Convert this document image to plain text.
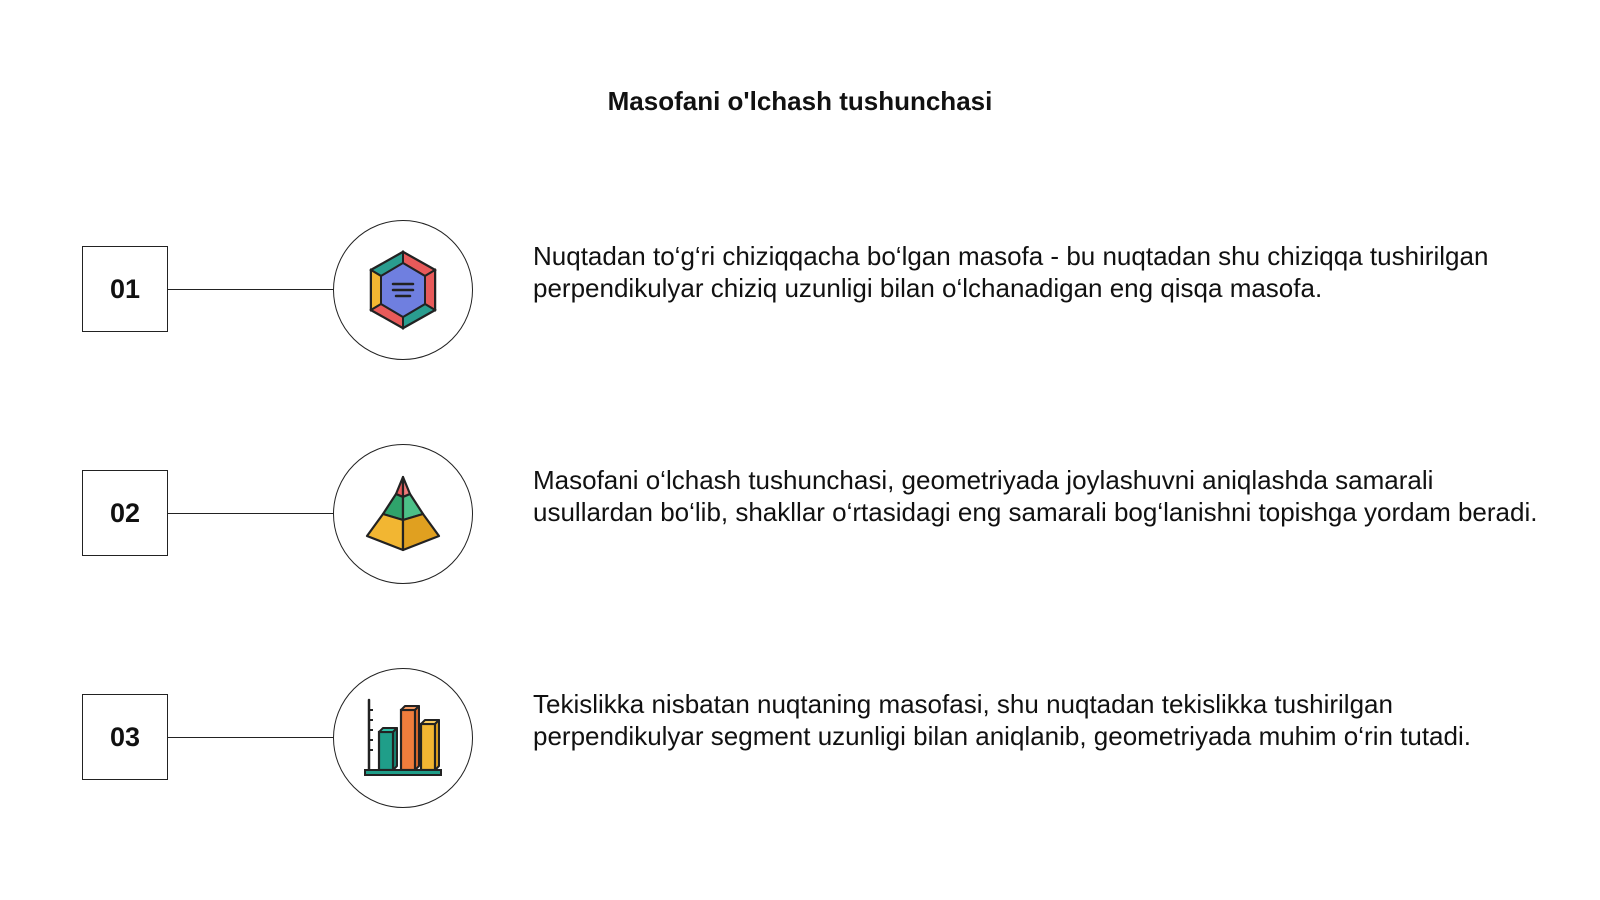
Masofani o'lchash tushunchasi
01
Nuqtadan to‘g‘ri chiziqqacha bo‘lgan masofa - bu nuqtadan shu chiziqqa tushirilgan perpendikulyar chiziq uzunligi bilan o‘lchanadigan eng qisqa masofa.
02
Masofani o‘lchash tushunchasi, geometriyada joylashuvni aniqlashda samarali usullardan bo‘lib, shakllar o‘rtasidagi eng samarali bog‘lanishni topishga yordam beradi.
03
Tekislikka nisbatan nuqtaning masofasi, shu nuqtadan tekislikka tushirilgan perpendikulyar segment uzunligi bilan aniqlanib, geometriyada muhim o‘rin tutadi.
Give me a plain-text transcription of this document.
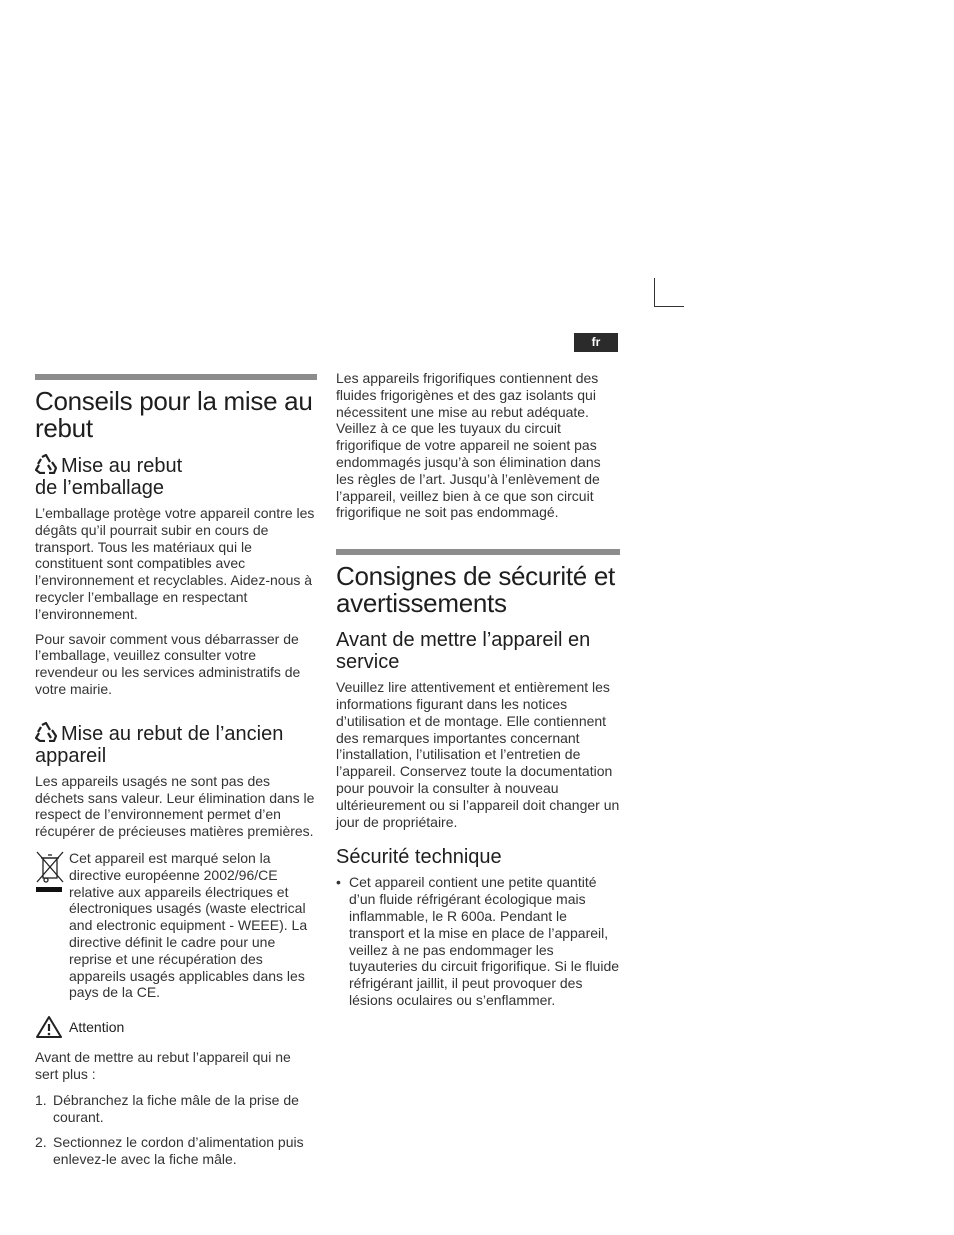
fr
Conseils pour la mise au rebut
Mise au rebut
de l’emballage

L’emballage protège votre appareil contre les dégâts qu’il pourrait subir en cours de transport. Tous les matériaux qui le constituent sont compatibles avec l’environnement et recyclables. Aidez-nous à recycler l’emballage en respectant l’environnement.

Pour savoir comment vous débarrasser de l’emballage, veuillez consulter votre revendeur ou les services administratifs de votre mairie.

Mise au rebut de l’ancien appareil

Les appareils usagés ne sont pas des déchets sans valeur. Leur élimination dans le respect de l’environnement permet d’en récupérer de précieuses matières premières.

Cet appareil est marqué selon la directive européenne 2002/96/CE relative aux appareils électriques et électroniques usagés (waste electrical and electronic equipment - WEEE). La directive définit le cadre pour une reprise et une récupération des appareils usagés applicables dans les pays de la CE.
Attention

Avant de mettre au rebut l’appareil qui ne sert plus :

1. Débranchez la fiche mâle de la prise de courant.
2. Sectionnez le cordon d’alimentation puis enlevez-le avec la fiche mâle.

Les appareils frigorifiques contiennent des fluides frigorigènes et des gaz isolants qui nécessitent une mise au rebut adéquate. Veillez à ce que les tuyaux du circuit frigorifique de votre appareil ne soient pas endommagés jusqu’à son élimination dans les règles de l’art. Jusqu’à l’enlèvement de l’appareil, veillez bien à ce que son circuit frigorifique ne soit pas endommagé.

Consignes de sécurité et avertissements
Avant de mettre l’appareil en service

Veuillez lire attentivement et entièrement les informations figurant dans les notices d’utilisation et de montage. Elle contiennent des remarques importantes concernant l’installation, l’utilisation et l’entretien de l’appareil. Conservez toute la documentation pour pouvoir la consulter à nouveau ultérieurement ou si l’appareil doit changer un jour de propriétaire.

Sécurité technique
• Cet appareil contient une petite quantité d’un fluide réfrigérant écologique mais inflammable, le R 600a. Pendant le transport et la mise en place de l’appareil, veillez à ne pas endommager les tuyauteries du circuit frigorifique. Si le fluide réfrigérant jaillit, il peut provoquer des lésions oculaires ou s’enflammer.
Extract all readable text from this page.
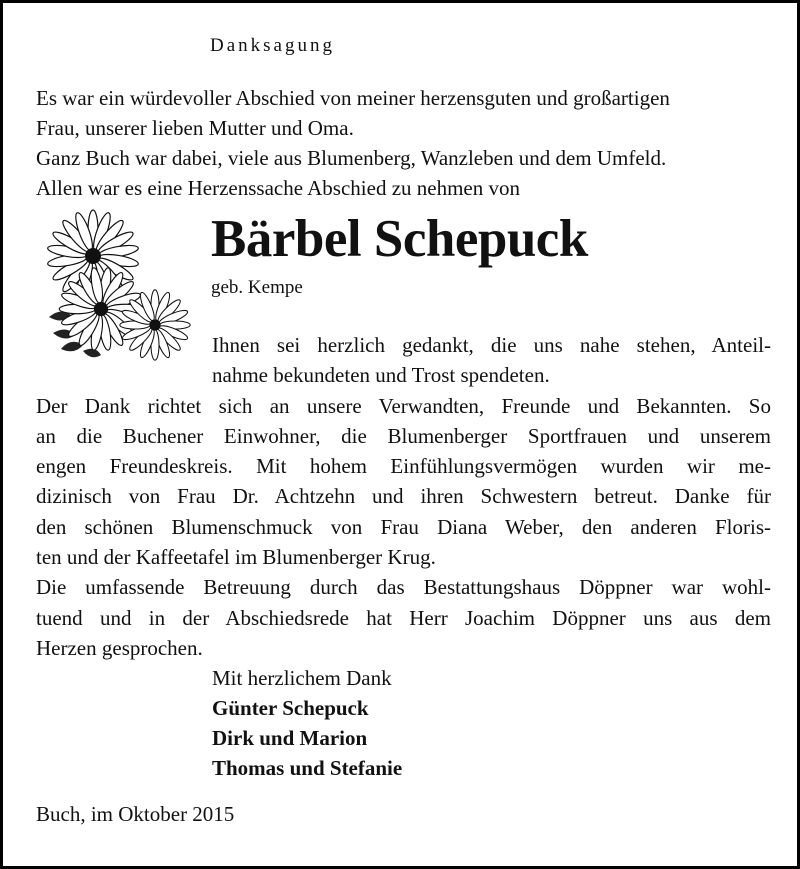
Danksagung
Es war ein würdevoller Abschied von meiner herzensguten und großartigen
Frau, unserer lieben Mutter und Oma.
Ganz Buch war dabei, viele aus Blumenberg, Wanzleben und dem Umfeld.
Allen war es eine Herzenssache Abschied zu nehmen von
Bärbel Schepuck
geb. Kempe
Ihnen sei herzlich gedankt, die uns nahe stehen, Anteil-
nahme bekundeten und Trost spendeten.
Der Dank richtet sich an unsere Verwandten, Freunde und Bekannten. So
an die Buchener Einwohner, die Blumenberger Sportfrauen und unserem
engen Freundeskreis. Mit hohem Einfühlungsvermögen wurden wir me-
dizinisch von Frau Dr. Achtzehn und ihren Schwestern betreut. Danke für
den schönen Blumenschmuck von Frau Diana Weber, den anderen Floris-
ten und der Kaffeetafel im Blumenberger Krug.
Die umfassende Betreuung durch das Bestattungshaus Döppner war wohl-
tuend und in der Abschiedsrede hat Herr Joachim Döppner uns aus dem
Herzen gesprochen.
Mit herzlichem Dank
Günter Schepuck
Dirk und Marion
Thomas und Stefanie
Buch, im Oktober 2015
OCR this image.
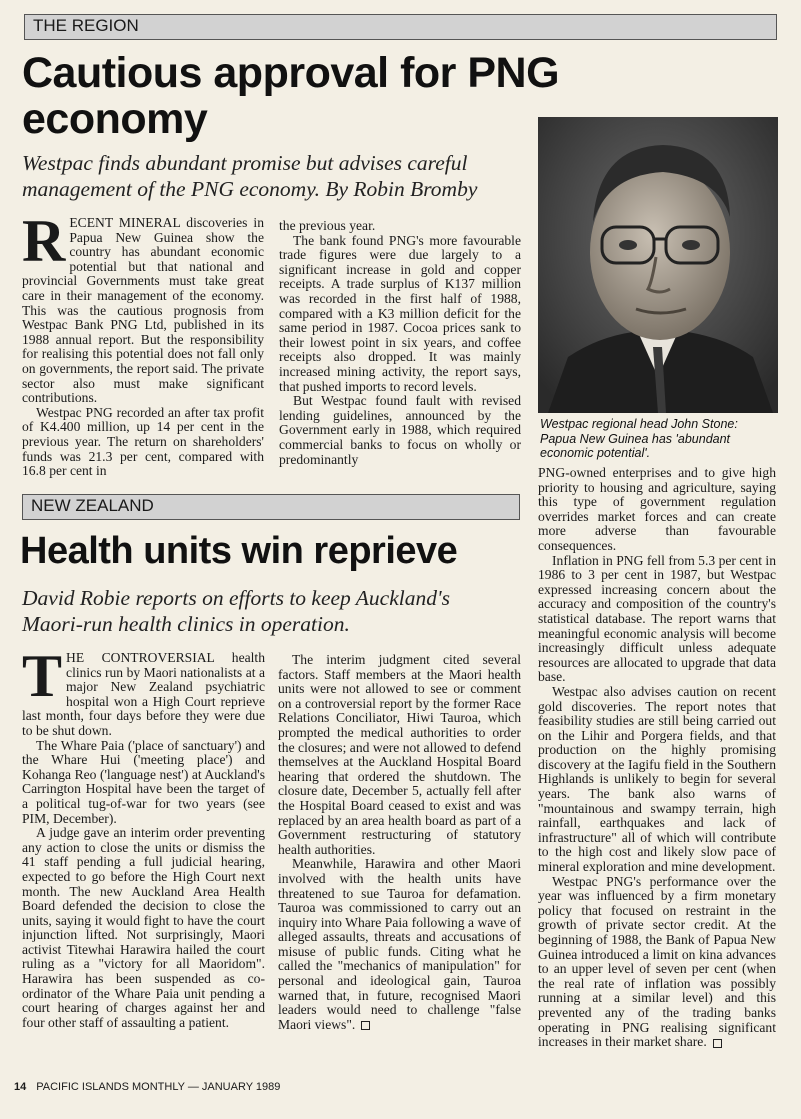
THE REGION
Cautious approval for PNG
economy
Westpac finds abundant promise but advises careful
management of the PNG economy. By Robin Bromby
Westpac regional head John Stone: Papua New Guinea has 'abundant economic potential'.
R ECENT MINERAL discoveries in Papua New Guinea show the country has abundant economic potential but that national and provincial Governments must take great care in their management of the economy. This was the cautious prognosis from Westpac Bank PNG Ltd, published in its 1988 annual report. But the responsibility for realising this potential does not fall only on governments, the report said. The private sector also must make significant contributions.

Westpac PNG recorded an after tax profit of K4.400 million, up 14 per cent in the previous year. The return on shareholders' funds was 21.3 per cent, compared with 16.8 per cent in

the previous year.

The bank found PNG's more favourable trade figures were due largely to a significant increase in gold and copper receipts. A trade surplus of K137 million was recorded in the first half of 1988, compared with a K3 million deficit for the same period in 1987. Cocoa prices sank to their lowest point in six years, and coffee receipts also dropped. It was mainly increased mining activity, the report says, that pushed imports to record levels.

But Westpac found fault with revised lending guidelines, announced by the Government early in 1988, which required commercial banks to focus on wholly or predominantly

PNG-owned enterprises and to give high priority to housing and agriculture, saying this type of government regulation overrides market forces and can create more adverse than favourable consequences.

Inflation in PNG fell from 5.3 per cent in 1986 to 3 per cent in 1987, but Westpac expressed increasing concern about the accuracy and composition of the country's statistical database. The report warns that meaningful economic analysis will become increasingly difficult unless adequate resources are allocated to upgrade that data base.

Westpac also advises caution on recent gold discoveries. The report notes that feasibility studies are still being carried out on the Lihir and Porgera fields, and that production on the highly promising discovery at the Iagifu field in the Southern Highlands is unlikely to begin for several years. The bank also warns of "mountainous and swampy terrain, high rainfall, earthquakes and lack of infrastructure" all of which will contribute to the high cost and likely slow pace of mineral exploration and mine development.

Westpac PNG's performance over the year was influenced by a firm monetary policy that focused on restraint in the growth of private sector credit. At the beginning of 1988, the Bank of Papua New Guinea introduced a limit on kina advances to an upper level of seven per cent (when the real rate of inflation was possibly running at a similar level) and this prevented any of the trading banks operating in PNG realising significant increases in their market share.

NEW ZEALAND
Health units win reprieve
David Robie reports on efforts to keep Auckland's
Maori-run health clinics in operation.
T HE CONTROVERSIAL health clinics run by Maori nationalists at a major New Zealand psychiatric hospital won a High Court reprieve last month, four days before they were due to be shut down.

The Whare Paia ('place of sanctuary') and the Whare Hui ('meeting place') and Kohanga Reo ('language nest') at Auckland's Carrington Hospital have been the target of a political tug-of-war for two years (see PIM, December).

A judge gave an interim order preventing any action to close the units or dismiss the 41 staff pending a full judicial hearing, expected to go before the High Court next month. The new Auckland Area Health Board defended the decision to close the units, saying it would fight to have the court injunction lifted. Not surprisingly, Maori activist Titewhai Harawira hailed the court ruling as a "victory for all Maoridom". Harawira has been suspended as co-ordinator of the Whare Paia unit pending a court hearing of charges against her and four other staff of assaulting a patient.

The interim judgment cited several factors. Staff members at the Maori health units were not allowed to see or comment on a controversial report by the former Race Relations Conciliator, Hiwi Tauroa, which prompted the medical authorities to order the closures; and were not allowed to defend themselves at the Auckland Hospital Board hearing that ordered the shutdown. The closure date, December 5, actually fell after the Hospital Board ceased to exist and was replaced by an area health board as part of a Government restructuring of statutory health authorities.

Meanwhile, Harawira and other Maori involved with the health units have threatened to sue Tauroa for defamation. Tauroa was commissioned to carry out an inquiry into Whare Paia following a wave of alleged assaults, threats and accusations of misuse of public funds. Citing what he called the "mechanics of manipulation" for personal and ideological gain, Tauroa warned that, in future, recognised Maori leaders would need to challenge "false Maori views".

14 PACIFIC ISLANDS MONTHLY — JANUARY 1989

....

**Task requirements**
Output all of the records exactly as they appear above, but not the pictures.

**Written answer**
Convert this document image to plain text.
Masofani o'lchash tushunchasi
01
Nuqtadan to‘g‘ri chiziqqacha bo‘lgan masofa - bu nuqtadan shu chiziqqa tushirilgan perpendikulyar chiziq uzunligi bilan o‘lchanadigan eng qisqa masofa.
02
Masofani o‘lchash tushunchasi, geometriyada joylashuvni aniqlashda samarali usullardan bo‘lib, shakllar o‘rtasidagi eng samarali bog‘lanishni topishga yordam beradi.
03
Tekislikka nisbatan nuqtaning masofasi, shu nuqtadan tekislikka tushirilgan perpendikulyar segment uzunligi bilan aniqlanib, geometriyada muhim o‘rin tutadi.
Give me a plain-text transcription of this document.
fr
Conseils pour la mise au rebut
Mise au rebut
de l’emballage

L’emballage protège votre appareil contre les dégâts qu’il pourrait subir en cours de transport. Tous les matériaux qui le constituent sont compatibles avec l’environnement et recyclables. Aidez-nous à recycler l’emballage en respectant l’environnement.

Pour savoir comment vous débarrasser de l’emballage, veuillez consulter votre revendeur ou les services administratifs de votre mairie.

Mise au rebut de l’ancien appareil

Les appareils usagés ne sont pas des déchets sans valeur. Leur élimination dans le respect de l’environnement permet d’en récupérer de précieuses matières premières.

Cet appareil est marqué selon la directive européenne 2002/96/CE relative aux appareils électriques et électroniques usagés (waste electrical and electronic equipment - WEEE). La directive définit le cadre pour une reprise et une récupération des appareils usagés applicables dans les pays de la CE.
Attention

Avant de mettre au rebut l’appareil qui ne sert plus :

1. Débranchez la fiche mâle de la prise de courant.
2. Sectionnez le cordon d’alimentation puis enlevez-le avec la fiche mâle.

Les appareils frigorifiques contiennent des fluides frigorigènes et des gaz isolants qui nécessitent une mise au rebut adéquate. Veillez à ce que les tuyaux du circuit frigorifique de votre appareil ne soient pas endommagés jusqu’à son élimination dans les règles de l’art. Jusqu’à l’enlèvement de l’appareil, veillez bien à ce que son circuit frigorifique ne soit pas endommagé.

Consignes de sécurité et avertissements
Avant de mettre l’appareil en service

Veuillez lire attentivement et entièrement les informations figurant dans les notices d’utilisation et de montage. Elle contiennent des remarques importantes concernant l’installation, l’utilisation et l’entretien de l’appareil. Conservez toute la documentation pour pouvoir la consulter à nouveau ultérieurement ou si l’appareil doit changer un jour de propriétaire.

Sécurité technique
• Cet appareil contient une petite quantité d’un fluide réfrigérant écologique mais inflammable, le R 600a. Pendant le transport et la mise en place de l’appareil, veillez à ne pas endommager les tuyauteries du circuit frigorifique. Si le fluide réfrigérant jaillit, il peut provoquer des lésions oculaires ou s’enflammer.
Extract all readable text from this page.
Danksagung
Es war ein würdevoller Abschied von meiner herzensguten und großartigen
Frau, unserer lieben Mutter und Oma.
Ganz Buch war dabei, viele aus Blumenberg, Wanzleben und dem Umfeld.
Allen war es eine Herzenssache Abschied zu nehmen von
Bärbel Schepuck
geb. Kempe
Ihnen sei herzlich gedankt, die uns nahe stehen, Anteil-
nahme bekundeten und Trost spendeten.
Der Dank richtet sich an unsere Verwandten, Freunde und Bekannten. So
an die Buchener Einwohner, die Blumenberger Sportfrauen und unserem
engen Freundeskreis. Mit hohem Einfühlungsvermögen wurden wir me-
dizinisch von Frau Dr. Achtzehn und ihren Schwestern betreut. Danke für
den schönen Blumenschmuck von Frau Diana Weber, den anderen Floris-
ten und der Kaffeetafel im Blumenberger Krug.
Die umfassende Betreuung durch das Bestattungshaus Döppner war wohl-
tuend und in der Abschiedsrede hat Herr Joachim Döppner uns aus dem
Herzen gesprochen.
Mit herzlichem Dank
Günter Schepuck
Dirk und Marion
Thomas und Stefanie
Buch, im Oktober 2015
OCR this image.
THE REGION
Cautious approval for PNG
economy
Westpac finds abundant promise but advises careful
management of the PNG economy. By Robin Bromby
Westpac regional head John Stone: Papua New Guinea has 'abundant economic potential'.
R ECENT MINERAL discoveries in Papua New Guinea show the country has abundant economic potential but that national and provincial Governments must take great care in their management of the economy. This was the cautious prognosis from Westpac Bank PNG Ltd, published in its 1988 annual report. But the responsibility for realising this potential does not fall only on governments, the report said. The private sector also must make significant contributions.

Westpac PNG recorded an after tax profit of K4.400 million, up 14 per cent in the previous year. The return on shareholders' funds was 21.3 per cent, compared with 16.8 per cent in

the previous year.

The bank found PNG's more favourable trade figures were due largely to a significant increase in gold and copper receipts. A trade surplus of K137 million was recorded in the first half of 1988, compared with a K3 million deficit for the same period in 1987. Cocoa prices sank to their lowest point in six years, and coffee receipts also dropped. It was mainly increased mining activity, the report says, that pushed imports to record levels.

But Westpac found fault with revised lending guidelines, announced by the Government early in 1988, which required commercial banks to focus on wholly or predominantly

PNG-owned enterprises and to give high priority to housing and agriculture, saying this type of government regulation overrides market forces and can create more adverse than favourable consequences.

Inflation in PNG fell from 5.3 per cent in 1986 to 3 per cent in 1987, but Westpac expressed increasing concern about the accuracy and composition of the country's statistical database. The report warns that meaningful economic analysis will become increasingly difficult unless adequate resources are allocated to upgrade that data base.

Westpac also advises caution on recent gold discoveries. The report notes that feasibility studies are still being carried out on the Lihir and Porgera fields, and that production on the highly promising discovery at the Iagifu field in the Southern Highlands is unlikely to begin for several years. The bank also warns of "mountainous and swampy terrain, high rainfall, earthquakes and lack of infrastructure" all of which will contribute to the high cost and likely slow pace of mineral exploration and mine development.

Westpac PNG's performance over the year was influenced by a firm monetary policy that focused on restraint in the growth of private sector credit. At the beginning of 1988, the Bank of Papua New Guinea introduced a limit on kina advances to an upper level of seven per cent (when the real rate of inflation was possibly running at a similar level) and this prevented any of the trading banks operating in PNG realising significant increases in their market share.

NEW ZEALAND
Health units win reprieve
David Robie reports on efforts to keep Auckland's
Maori-run health clinics in operation.
T HE CONTROVERSIAL health clinics run by Maori nationalists at a major New Zealand psychiatric hospital won a High Court reprieve last month, four days before they were due to be shut down.

The Whare Paia ('place of sanctuary') and the Whare Hui ('meeting place') and Kohanga Reo ('language nest') at Auckland's Carrington Hospital have been the target of a political tug-of-war for two years (see PIM, December).

A judge gave an interim order preventing any action to close the units or dismiss the 41 staff pending a full judicial hearing, expected to go before the High Court next month. The new Auckland Area Health Board defended the decision to close the units, saying it would fight to have the court injunction lifted. Not surprisingly, Maori activist Titewhai Harawira hailed the court ruling as a "victory for all Maoridom". Harawira has been suspended as co-ordinator of the Whare Paia unit pending a court hearing of charges against her and four other staff of assaulting a patient.

The interim judgment cited several factors. Staff members at the Maori health units were not allowed to see or comment on a controversial report by the former Race Relations Conciliator, Hiwi Tauroa, which prompted the medical authorities to order the closures; and were not allowed to defend themselves at the Auckland Hospital Board hearing that ordered the shutdown. The closure date, December 5, actually fell after the Hospital Board ceased to exist and was replaced by an area health board as part of a Government restructuring of statutory health authorities.

Meanwhile, Harawira and other Maori involved with the health units have threatened to sue Tauroa for defamation. Tauroa was commissioned to carry out an inquiry into Whare Paia following a wave of alleged assaults, threats and accusations of misuse of public funds. Citing what he called the "mechanics of manipulation" for personal and ideological gain, Tauroa warned that, in future, recognised Maori leaders would need to challenge "false Maori views".

14 PACIFIC ISLANDS MONTHLY — JANUARY 1989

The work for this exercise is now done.